__Task prompt__. The records below are to be repeated exactly, and their pictures left out.

(Entries from a page text collection)
*****

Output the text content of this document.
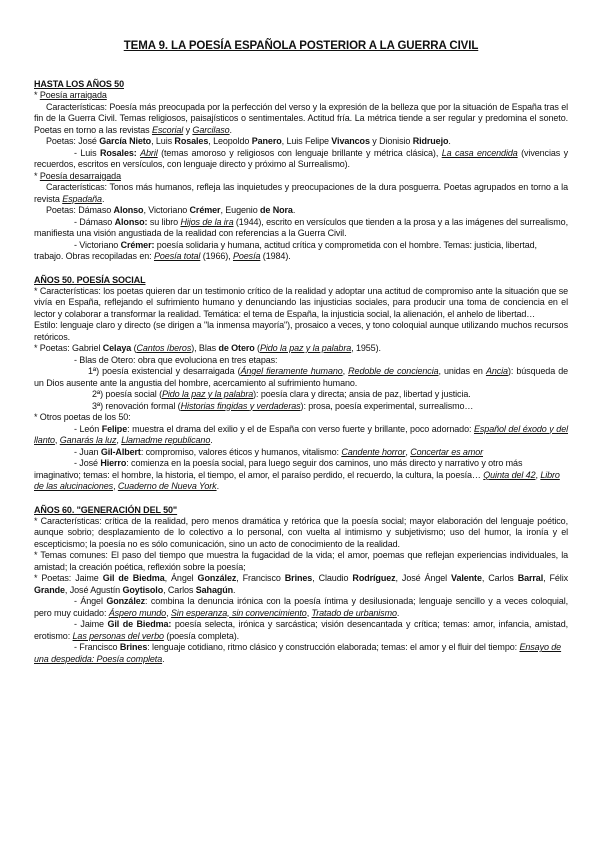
TEMA 9. LA POESÍA ESPAÑOLA POSTERIOR A LA GUERRA CIVIL
HASTA LOS AÑOS 50

* Poesía arraigada

Características: Poesía más preocupada por la perfección del verso y la expresión de la belleza que por la situación de España tras el fin de la Guerra Civil. Temas religiosos, paisajísticos o sentimentales. Actitud fría. La métrica tiende a ser regular y predomina el soneto. Poetas en torno a las revistas Escorial y Garcilaso.

Poetas: José García Nieto, Luis Rosales, Leopoldo Panero, Luis Felipe Vivancos y Dionisio Ridruejo.

- Luis Rosales: Abril (temas amoroso y religiosos con lenguaje brillante y métrica clásica), La casa encendida (vivencias y recuerdos, escritos en versículos, con lenguaje directo y próximo al Surrealismo).

* Poesía desarraigada

Características: Tonos más humanos, refleja las inquietudes y preocupaciones de la dura posguerra. Poetas agrupados en torno a la revista Espadaña.

Poetas: Dámaso Alonso, Victoriano Crémer, Eugenio de Nora.

- Dámaso Alonso: su libro Hijos de la ira (1944), escrito en versículos que tienden a la prosa y a las imágenes del surrealismo, manifiesta una visión angustiada de la realidad con referencias a la Guerra Civil.

- Victoriano Crémer: poesía solidaria y humana, actitud crítica y comprometida con el hombre. Temas: justicia, libertad, trabajo. Obras recopiladas en: Poesía total (1966), Poesía (1984).

AÑOS 50. POESÍA SOCIAL

* Características: los poetas quieren dar un testimonio crítico de la realidad y adoptar una actitud de compromiso ante la situación que se vivía en España, reflejando el sufrimiento humano y denunciando las injusticias sociales, para producir una toma de conciencia en el lector y colaborar a transformar la realidad. Temática: el tema de España, la injusticia social, la alienación, el anhelo de libertad…

Estilo: lenguaje claro y directo (se dirigen a "la inmensa mayoría"), prosaico a veces, y tono coloquial aunque utilizando muchos recursos retóricos.

* Poetas: Gabriel Celaya (Cantos íberos), Blas de Otero (Pido la paz y la palabra, 1955).

- Blas de Otero: obra que evoluciona en tres etapas:

1ª) poesía existencial y desarraigada (Ángel fieramente humano, Redoble de conciencia, unidas en Ancia): búsqueda de un Dios ausente ante la angustia del hombre, acercamiento al sufrimiento humano.

2ª) poesía social (Pido la paz y la palabra): poesía clara y directa; ansia de paz, libertad y justicia.

3ª) renovación formal (Historias fingidas y verdaderas): prosa, poesía experimental, surrealismo…

* Otros poetas de los 50:

- León Felipe: muestra el drama del exilio y el de España con verso fuerte y brillante, poco adornado: Español del éxodo y del llanto, Ganarás la luz, Llamadme republicano.

- Juan Gil-Albert: compromiso, valores éticos y humanos, vitalismo: Candente horror, Concertar es amor

- José Hierro: comienza en la poesía social, para luego seguir dos caminos, uno más directo y narrativo y otro más imaginativo; temas: el hombre, la historia, el tiempo, el amor, el paraíso perdido, el recuerdo, la cultura, la poesía… Quinta del 42, Libro de las alucinaciones, Cuaderno de Nueva York.

AÑOS 60. "GENERACIÓN DEL 50"

* Características: crítica de la realidad, pero menos dramática y retórica que la poesía social; mayor elaboración del lenguaje poético, aunque sobrio; desplazamiento de lo colectivo a lo personal, con vuelta al intimismo y subjetivismo; uso del humor, la ironía y el escepticismo; la poesía no es sólo comunicación, sino un acto de conocimiento de la realidad.

* Temas comunes: El paso del tiempo que muestra la fugacidad de la vida; el amor, poemas que reflejan experiencias individuales, la amistad; la creación poética, reflexión sobre la poesía;

* Poetas: Jaime Gil de Biedma, Ángel González, Francisco Brines, Claudio Rodríguez, José Ángel Valente, Carlos Barral, Félix Grande, José Agustín Goytisolo, Carlos Sahagún.

- Ángel González: combina la denuncia irónica con la poesía íntima y desilusionada; lenguaje sencillo y a veces coloquial, pero muy cuidado: Áspero mundo, Sin esperanza, sin convencimiento, Tratado de urbanismo.

- Jaime Gil de Biedma: poesía selecta, irónica y sarcástica; visión desencantada y crítica; temas: amor, infancia, amistad, erotismo: Las personas del verbo (poesía completa).

- Francisco Brines: lenguaje cotidiano, ritmo clásico y construcción elaborada; temas: el amor y el fluir del tiempo: Ensayo de una despedida: Poesía completa.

*****

__Solution for this task__.
Output the text content of this document.
TEMA 9. LA POESÍA ESPAÑOLA POSTERIOR A LA GUERRA CIVIL
HASTA LOS AÑOS 50

* Poesía arraigada

Características: Poesía más preocupada por la perfección del verso y la expresión de la belleza que por la situación de España tras el fin de la Guerra Civil. Temas religiosos, paisajísticos o sentimentales. Actitud fría. La métrica tiende a ser regular y predomina el soneto. Poetas en torno a las revistas Escorial y Garcilaso.

Poetas: José García Nieto, Luis Rosales, Leopoldo Panero, Luis Felipe Vivancos y Dionisio Ridruejo.

- Luis Rosales: Abril (temas amoroso y religiosos con lenguaje brillante y métrica clásica), La casa encendida (vivencias y recuerdos, escritos en versículos, con lenguaje directo y próximo al Surrealismo).

* Poesía desarraigada

Características: Tonos más humanos, refleja las inquietudes y preocupaciones de la dura posguerra. Poetas agrupados en torno a la revista Espadaña.

Poetas: Dámaso Alonso, Victoriano Crémer, Eugenio de Nora.

- Dámaso Alonso: su libro Hijos de la ira (1944), escrito en versículos que tienden a la prosa y a las imágenes del surrealismo, manifiesta una visión angustiada de la realidad con referencias a la Guerra Civil.

- Victoriano Crémer: poesía solidaria y humana, actitud crítica y comprometida con el hombre. Temas: justicia, libertad, trabajo. Obras recopiladas en: Poesía total (1966), Poesía (1984).

AÑOS 50. POESÍA SOCIAL

* Características: los poetas quieren dar un testimonio crítico de la realidad y adoptar una actitud de compromiso ante la situación que se vivía en España, reflejando el sufrimiento humano y denunciando las injusticias sociales, para producir una toma de conciencia en el lector y colaborar a transformar la realidad. Temática: el tema de España, la injusticia social, la alienación, el anhelo de libertad…

Estilo: lenguaje claro y directo (se dirigen a "la inmensa mayoría"), prosaico a veces, y tono coloquial aunque utilizando muchos recursos retóricos.

* Poetas: Gabriel Celaya (Cantos íberos), Blas de Otero (Pido la paz y la palabra, 1955).

- Blas de Otero: obra que evoluciona en tres etapas:

1ª) poesía existencial y desarraigada (Ángel fieramente humano, Redoble de conciencia, unidas en Ancia): búsqueda de un Dios ausente ante la angustia del hombre, acercamiento al sufrimiento humano.

2ª) poesía social (Pido la paz y la palabra): poesía clara y directa; ansia de paz, libertad y justicia.

3ª) renovación formal (Historias fingidas y verdaderas): prosa, poesía experimental, surrealismo…

* Otros poetas de los 50:

- León Felipe: muestra el drama del exilio y el de España con verso fuerte y brillante, poco adornado: Español del éxodo y del llanto, Ganarás la luz, Llamadme republicano.

- Juan Gil-Albert: compromiso, valores éticos y humanos, vitalismo: Candente horror, Concertar es amor

- José Hierro: comienza en la poesía social, para luego seguir dos caminos, uno más directo y narrativo y otro más imaginativo; temas: el hombre, la historia, el tiempo, el amor, el paraíso perdido, el recuerdo, la cultura, la poesía… Quinta del 42, Libro de las alucinaciones, Cuaderno de Nueva York.

AÑOS 60. "GENERACIÓN DEL 50"

* Características: crítica de la realidad, pero menos dramática y retórica que la poesía social; mayor elaboración del lenguaje poético, aunque sobrio; desplazamiento de lo colectivo a lo personal, con vuelta al intimismo y subjetivismo; uso del humor, la ironía y el escepticismo; la poesía no es sólo comunicación, sino un acto de conocimiento de la realidad.

* Temas comunes: El paso del tiempo que muestra la fugacidad de la vida; el amor, poemas que reflejan experiencias individuales, la amistad; la creación poética, reflexión sobre la poesía;

* Poetas: Jaime Gil de Biedma, Ángel González, Francisco Brines, Claudio Rodríguez, José Ángel Valente, Carlos Barral, Félix Grande, José Agustín Goytisolo, Carlos Sahagún.

- Ángel González: combina la denuncia irónica con la poesía íntima y desilusionada; lenguaje sencillo y a veces coloquial, pero muy cuidado: Áspero mundo, Sin esperanza, sin convencimiento, Tratado de urbanismo.

- Jaime Gil de Biedma: poesía selecta, irónica y sarcástica; visión desencantada y crítica; temas: amor, infancia, amistad, erotismo: Las personas del verbo (poesía completa).

- Francisco Brines: lenguaje cotidiano, ritmo clásico y construcción elaborada; temas: el amor y el fluir del tiempo: Ensayo de una despedida: Poesía completa.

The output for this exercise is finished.